* _WHAT IS BEING ASKED_:
Every record below should be written out exactly; pictures stay out.

|---|

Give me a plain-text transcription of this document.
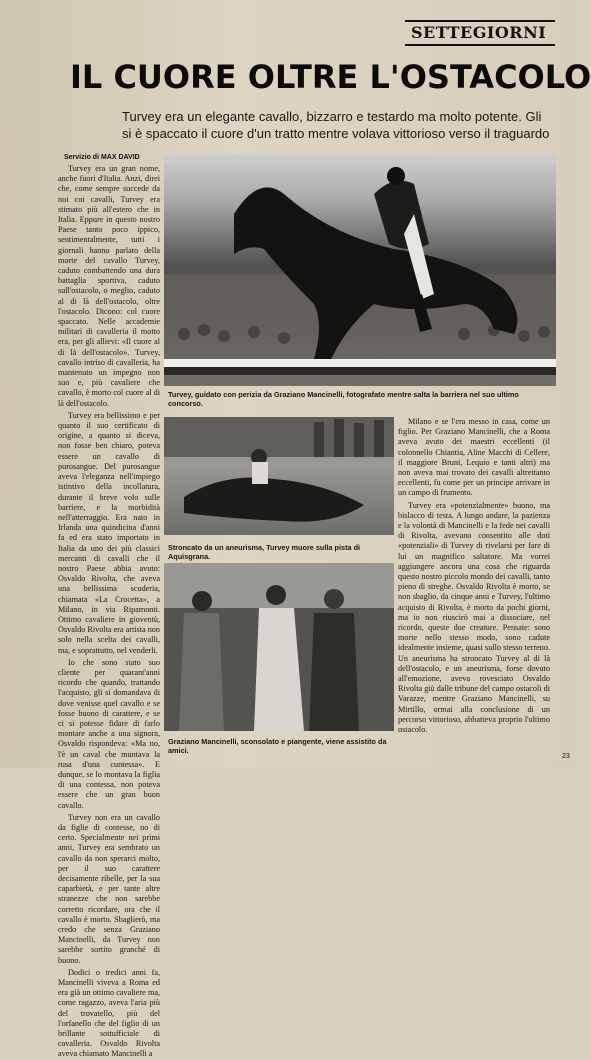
SETTEGIORNI
IL CUORE OLTRE L'OSTACOLO
Turvey era un elegante cavallo, bizzarro e testardo ma molto potente. Gli si è spaccato il cuore d'un tratto mentre volava vittorioso verso il traguardo
Servizio di MAX DAVID

Turvey era un gran nome, anche fuori d'Italia. Anzi, direi che, come sempre succede da noi coi cavalli, Turvey era stimato più all'estero che in Italia. Eppure in questo nostro Paese tanto poco ippico, sentimentalmente, tutti i giornali hanno parlato della morte del cavallo Turvey, caduto combattendo una dura battaglia sportiva, caduto sull'ostacolo, o meglio, caduto al di là dell'ostacolo, oltre l'ostacolo. Dicono: col cuore spaccato. Nelle accademie militari di cavalleria il motto era, per gli allievi: «Il cuore al di là dell'ostacolo». Turvey, cavallo intriso di cavalleria, ha mantenuto un impegno non suo e, più cavaliere che cavallo, è morto col cuore al di là dell'ostacolo.

Turvey era bellissimo e per quanto il suo certificato di origine, a quanto si diceva, non fosse ben chiaro, poteva essere un cavallo di purosangue. Del purosangue aveva l'eleganza nell'impiego istintivo della incollatura, durante il breve volo sulle barriere, e la morbidità nell'atterraggio. Era nato in Irlanda una quindicina d'anni fa ed era stato importato in Italia da uno dei più classici mercanti di cavalli che il nostro Paese abbia avuto: Osvaldo Rivolta, che aveva una bellissima scuderia, chiamata «La Crocetta», a Milano, in via Ripamonti. Ottimo cavaliere in gioventù, Osvaldo Rivolta era artista non solo nella scelta dei cavalli, ma, e soprattutto, nel venderli.

Io che sono stato suo cliente per quarant'anni ricordo che quando, trattando l'acquisto, gli si domandava di dove venisse quel cavallo e se fosse buono di carattere, e se ci si potesse fidare di farlo montare anche a una signora, Osvaldo rispondeva: «Ma no, l'è un caval che muntava la rusa d'una cuntessa». E dunque, se lo montava la figlia di una contessa, non poteva essere che un gran buon cavallo.

Turvey non era un cavallo da figlie di contesse, no di certo. Specialmente nei primi anni, Turvey era sembrato un cavallo da non sperarci molto, per il suo carattere decisamente ribelle, per la sua caparbietà, e per tante altre stranezze che non sarebbe corretto ricordare, ora che il cavallo è morto. Sbaglierò, ma credo che senza Graziano Mancinelli, da Turvey non sarebbe sortito granché di buono.

Dodici o tredici anni fa, Mancinelli viveva a Roma ed era già un ottimo cavaliere ma, come ragazzo, aveva l'aria più del trovatello, più del l'orfanello che del figlio di un brillante sottufficiale di cavalleria. Osvaldo Rivolta aveva chiamato Mancinelli a

Turvey, guidato con perizia da Graziano Mancinelli, fotografato mentre salta la barriera nel suo ultimo concorso.
Stroncato da un aneurisma, Turvey muore sulla pista di Aquisgrana.
Graziano Mancinelli, sconsolato e piangente, viene assistito da amici.

Milano e se l'era messo in casa, come un figlio. Per Graziano Mancinelli, che a Roma aveva avuto dei maestri eccellenti (il colonnello Chiantia, Aline Macchi di Cellere, il maggiore Bruni, Lequio e tanti altri) ma non aveva mai trovato dei cavalli altrettanto eccellenti, fu come per un principe arrivare in un campo di frumento.

Turvey era «potenzialmente» buono, ma bislacco di testa. A lungo andare, la pazienza e la volontà di Mancinelli e la fede nei cavalli di Rivolta, avevano consentito alle doti «potenziali» di Turvey di rivelarsi per fare di lui un magnifico saltatore. Ma vorrei aggiungere ancora una cosa che riguarda questo nostro piccolo mondo dei cavalli, tanto pieno di streghe. Osvaldo Rivolta è morto, se non sbaglio, da cinque anni e Turvey, l'ultimo acquisto di Rivolta, è morto da pochi giorni, ma io non riuscirò mai a dissociare, nel ricordo, queste due creature. Pensate: sono morte nello stesso modo, sono cadute idealmente insieme, quasi sullo stesso terreno. Un aneurisma ha stroncato Turvey al di là dell'ostacolo, e un aneurisma, forse dovuto all'emozione, aveva rovesciato Osvaldo Rivolta giù dalle tribune del campo ostacoli di Varazze, mentre Graziano Mancinelli, su Mirtillo, ormai alla conclusione di un percorso vittorioso, abbatteva proprio l'ultimo ostacolo.

23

|---|

* _EXERCISE SOLUTION_:
Give me a plain-text transcription of this document.
SETTEGIORNI
IL CUORE OLTRE L'OSTACOLO
Turvey era un elegante cavallo, bizzarro e testardo ma molto potente. Gli si è spaccato il cuore d'un tratto mentre volava vittorioso verso il traguardo
Servizio di MAX DAVID

Turvey era un gran nome, anche fuori d'Italia. Anzi, direi che, come sempre succede da noi coi cavalli, Turvey era stimato più all'estero che in Italia. Eppure in questo nostro Paese tanto poco ippico, sentimentalmente, tutti i giornali hanno parlato della morte del cavallo Turvey, caduto combattendo una dura battaglia sportiva, caduto sull'ostacolo, o meglio, caduto al di là dell'ostacolo, oltre l'ostacolo. Dicono: col cuore spaccato. Nelle accademie militari di cavalleria il motto era, per gli allievi: «Il cuore al di là dell'ostacolo». Turvey, cavallo intriso di cavalleria, ha mantenuto un impegno non suo e, più cavaliere che cavallo, è morto col cuore al di là dell'ostacolo.

Turvey era bellissimo e per quanto il suo certificato di origine, a quanto si diceva, non fosse ben chiaro, poteva essere un cavallo di purosangue. Del purosangue aveva l'eleganza nell'impiego istintivo della incollatura, durante il breve volo sulle barriere, e la morbidità nell'atterraggio. Era nato in Irlanda una quindicina d'anni fa ed era stato importato in Italia da uno dei più classici mercanti di cavalli che il nostro Paese abbia avuto: Osvaldo Rivolta, che aveva una bellissima scuderia, chiamata «La Crocetta», a Milano, in via Ripamonti. Ottimo cavaliere in gioventù, Osvaldo Rivolta era artista non solo nella scelta dei cavalli, ma, e soprattutto, nel venderli.

Io che sono stato suo cliente per quarant'anni ricordo che quando, trattando l'acquisto, gli si domandava di dove venisse quel cavallo e se fosse buono di carattere, e se ci si potesse fidare di farlo montare anche a una signora, Osvaldo rispondeva: «Ma no, l'è un caval che muntava la rusa d'una cuntessa». E dunque, se lo montava la figlia di una contessa, non poteva essere che un gran buon cavallo.

Turvey non era un cavallo da figlie di contesse, no di certo. Specialmente nei primi anni, Turvey era sembrato un cavallo da non sperarci molto, per il suo carattere decisamente ribelle, per la sua caparbietà, e per tante altre stranezze che non sarebbe corretto ricordare, ora che il cavallo è morto. Sbaglierò, ma credo che senza Graziano Mancinelli, da Turvey non sarebbe sortito granché di buono.

Dodici o tredici anni fa, Mancinelli viveva a Roma ed era già un ottimo cavaliere ma, come ragazzo, aveva l'aria più del trovatello, più del l'orfanello che del figlio di un brillante sottufficiale di cavalleria. Osvaldo Rivolta aveva chiamato Mancinelli a

Turvey, guidato con perizia da Graziano Mancinelli, fotografato mentre salta la barriera nel suo ultimo concorso.
Stroncato da un aneurisma, Turvey muore sulla pista di Aquisgrana.
Graziano Mancinelli, sconsolato e piangente, viene assistito da amici.

Milano e se l'era messo in casa, come un figlio. Per Graziano Mancinelli, che a Roma aveva avuto dei maestri eccellenti (il colonnello Chiantia, Aline Macchi di Cellere, il maggiore Bruni, Lequio e tanti altri) ma non aveva mai trovato dei cavalli altrettanto eccellenti, fu come per un principe arrivare in un campo di frumento.

Turvey era «potenzialmente» buono, ma bislacco di testa. A lungo andare, la pazienza e la volontà di Mancinelli e la fede nei cavalli di Rivolta, avevano consentito alle doti «potenziali» di Turvey di rivelarsi per fare di lui un magnifico saltatore. Ma vorrei aggiungere ancora una cosa che riguarda questo nostro piccolo mondo dei cavalli, tanto pieno di streghe. Osvaldo Rivolta è morto, se non sbaglio, da cinque anni e Turvey, l'ultimo acquisto di Rivolta, è morto da pochi giorni, ma io non riuscirò mai a dissociare, nel ricordo, queste due creature. Pensate: sono morte nello stesso modo, sono cadute idealmente insieme, quasi sullo stesso terreno. Un aneurisma ha stroncato Turvey al di là dell'ostacolo, e un aneurisma, forse dovuto all'emozione, aveva rovesciato Osvaldo Rivolta giù dalle tribune del campo ostacoli di Varazze, mentre Graziano Mancinelli, su Mirtillo, ormai alla conclusione di un percorso vittorioso, abbatteva proprio l'ultimo ostacolo.

23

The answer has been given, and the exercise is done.